#### Exercise brief
Extract every line below that contains the word "label".

#### Data to process
....................
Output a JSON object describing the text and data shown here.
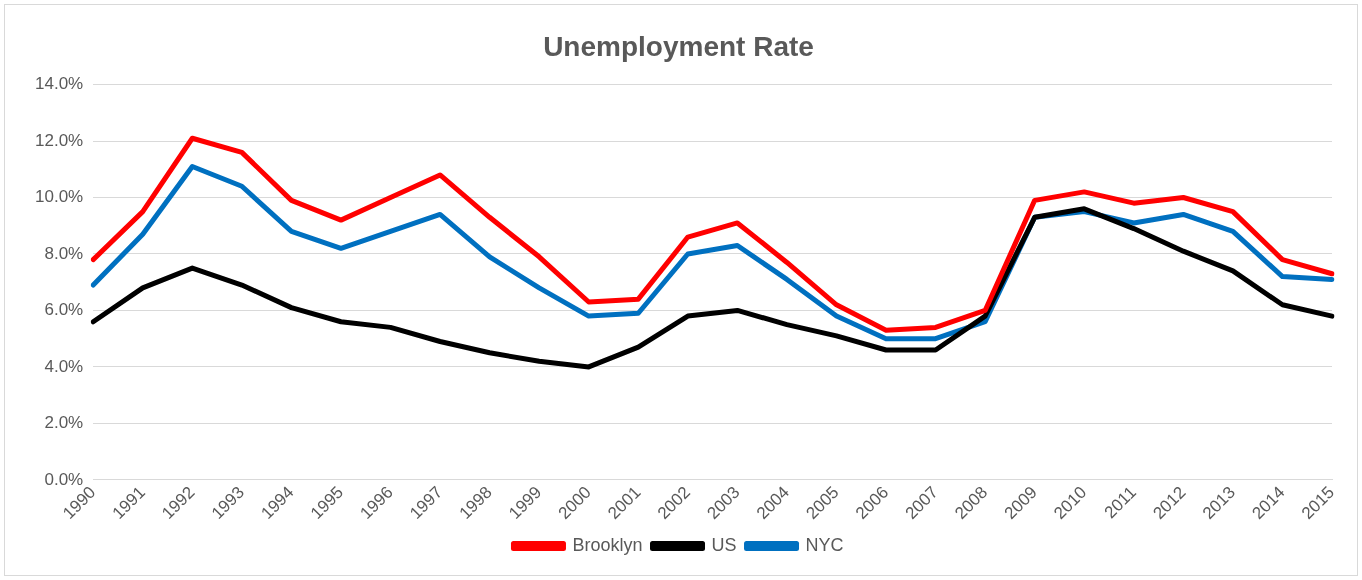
{
  "chart_data": {
    "type": "line",
    "title": "Unemployment Rate",
    "categories": [
      "1990",
      "1991",
      "1992",
      "1993",
      "1994",
      "1995",
      "1996",
      "1997",
      "1998",
      "1999",
      "2000",
      "2001",
      "2002",
      "2003",
      "2004",
      "2005",
      "2006",
      "2007",
      "2008",
      "2009",
      "2010",
      "2011",
      "2012",
      "2013",
      "2014",
      "2015"
    ],
    "series": [
      {
        "name": "Brooklyn",
        "color": "#ff0000",
        "values": [
          7.8,
          9.5,
          12.1,
          11.6,
          9.9,
          9.2,
          10.0,
          10.8,
          9.3,
          7.9,
          6.3,
          6.4,
          8.6,
          9.1,
          7.7,
          6.2,
          5.3,
          5.4,
          6.0,
          9.9,
          10.2,
          9.8,
          10.0,
          9.5,
          7.8,
          7.3
        ]
      },
      {
        "name": "US",
        "color": "#000000",
        "values": [
          5.6,
          6.8,
          7.5,
          6.9,
          6.1,
          5.6,
          5.4,
          4.9,
          4.5,
          4.2,
          4.0,
          4.7,
          5.8,
          6.0,
          5.5,
          5.1,
          4.6,
          4.6,
          5.8,
          9.3,
          9.6,
          8.9,
          8.1,
          7.4,
          6.2,
          5.8
        ]
      },
      {
        "name": "NYC",
        "color": "#0070c0",
        "values": [
          6.9,
          8.7,
          11.1,
          10.4,
          8.8,
          8.2,
          8.8,
          9.4,
          7.9,
          6.8,
          5.8,
          5.9,
          8.0,
          8.3,
          7.1,
          5.8,
          5.0,
          5.0,
          5.6,
          9.3,
          9.5,
          9.1,
          9.4,
          8.8,
          7.2,
          7.1
        ]
      }
    ],
    "ylim": [
      0,
      14
    ],
    "yticks": [
      {
        "value": 0,
        "label": "0.0%"
      },
      {
        "value": 2,
        "label": "2.0%"
      },
      {
        "value": 4,
        "label": "4.0%"
      },
      {
        "value": 6,
        "label": "6.0%"
      },
      {
        "value": 8,
        "label": "8.0%"
      },
      {
        "value": 10,
        "label": "10.0%"
      },
      {
        "value": 12,
        "label": "12.0%"
      },
      {
        "value": 14,
        "label": "14.0%"
      }
    ],
    "grid": "y",
    "legend": "bottom",
    "marker": "none",
    "line_style": "solid"
  }
}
....................
#### Expected answer
        "label": "0.0%"
        "label": "2.0%"
        "label": "4.0%"
        "label": "6.0%"
        "label": "8.0%"
        "label": "10.0%"
        "label": "12.0%"
        "label": "14.0%"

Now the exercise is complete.